Lhendup Dorji is a Bhutanese international footballer who currently plays for Lonestar Kashmir FC in the I-League 2nd Division.

Career

Club career
Winning hearts of his natives in Paro for being best footballer, he began playing school and club football with Ugyen Academy at the age of 14.

He won 2013 Bhutan National League with Ugyen Academy

The midfielder was also the part of Ugyen Academy FC squad which played in the 2014 AFC President's Cup.

He went on to represent the country as an under-19 national team and faced football giants of Middle Eastern nations like Qatar, Kuwait, and Bahrain.

Lhendup Dorji was among the experienced players Paro FC signed in their debut national league season and finished as runners up, one point behind the champions Transport United in 2018. The runner-up title with Paro FC was his second runner-up title of the premier football competition in the country. He last recorded runners up the title with Thimphu FC

He also played in domestic competitions with Choden FC, Druk Stars, Thimphu FC, Paro United FC, High-Quality  United FC, and Paro FC

Lonestar Kashmir
Following his performances both domestically and in continental football, Lhendup Dorji earned himself a move to Lonestar Kashmir in the Indian I-League 2nd Division 2019.

+ + + + +

# Written problem 1
Translate this sentence from the Lhendup Dorji article into Spanish: "Lhendup Dorji is a Bhutanese international footballer who currently plays for Lonestar Kashmir FC in the I-League 2nd Division."
# Written problem 2
From the Lhendup Dorji article, list every club named in the sentence beginning "He also played in domestic competitions with".
# Written problem 3
Carry on the Lhendup Dorji article from its final sentence about his move to Lonestar Kashmir.

+ + + + +

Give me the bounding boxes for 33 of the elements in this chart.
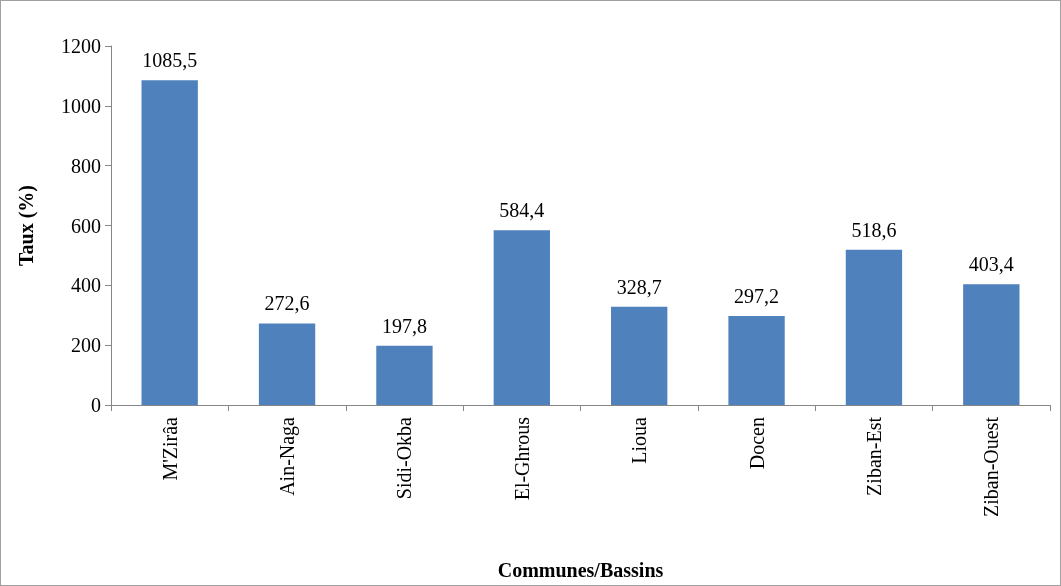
y-tick-label: 600 [71,214,101,237]
x-tick-label: M'Zirâa [158,416,181,481]
bar [963,284,1020,405]
x-tick-label: Lioua [628,416,651,464]
y-tick-label: 400 [71,274,101,297]
x-tick-label: Sidi-Okba [393,416,416,500]
y-tick-label: 1200 [61,35,101,57]
x-tick-label: Ziban-Est [862,416,885,496]
data-label: 584,4 [499,199,545,222]
y-axis-title: Taux (%) [15,185,38,266]
y-tick-label: 0 [91,394,101,416]
bar [611,306,668,405]
x-tick-label: Ziban-Ouest [980,416,1003,517]
data-label: 518,6 [851,218,897,241]
bar [728,316,785,405]
data-label: 1085,5 [142,49,198,72]
x-tick-label: Ain-Naga [276,416,300,496]
x-tick-label: Docen [745,417,768,470]
bar [376,345,433,405]
y-tick-label: 1000 [61,94,101,117]
data-label: 297,2 [734,285,780,308]
y-tick-label: 800 [71,154,101,177]
data-label: 328,7 [616,275,662,298]
data-label: 197,8 [381,314,427,337]
bar [258,323,316,405]
bar [493,230,550,405]
y-tick-label: 200 [71,334,101,357]
data-label: 272,6 [264,292,310,315]
bar [141,80,198,405]
bar [845,249,903,405]
x-axis-title: Communes/Bassins [497,559,664,581]
x-tick-label: El-Ghrous [510,416,533,501]
data-label: 403,4 [968,253,1014,276]
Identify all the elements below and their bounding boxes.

+ + + + +

# Task output 1
Lhendup Dorji es un futbolista internacional butanés que actualmente juega en el Lonestar Kashmir FC de la I-League 2nd Division.

# Task output 2
Choden FC, Druk Stars, Thimphu FC, Paro United FC, High-Quality United FC, Paro FC

# Task output 3
International career
He made his first appearance for the Bhutan national football team in 2015 in their historic World Cup qualifying match against Sri Lanka. He also played in a number of their second qualifying round matches and in the 2015 SAFF Championship. He also played for U19 championship in Qatar and U23 championship in Guwahati, India.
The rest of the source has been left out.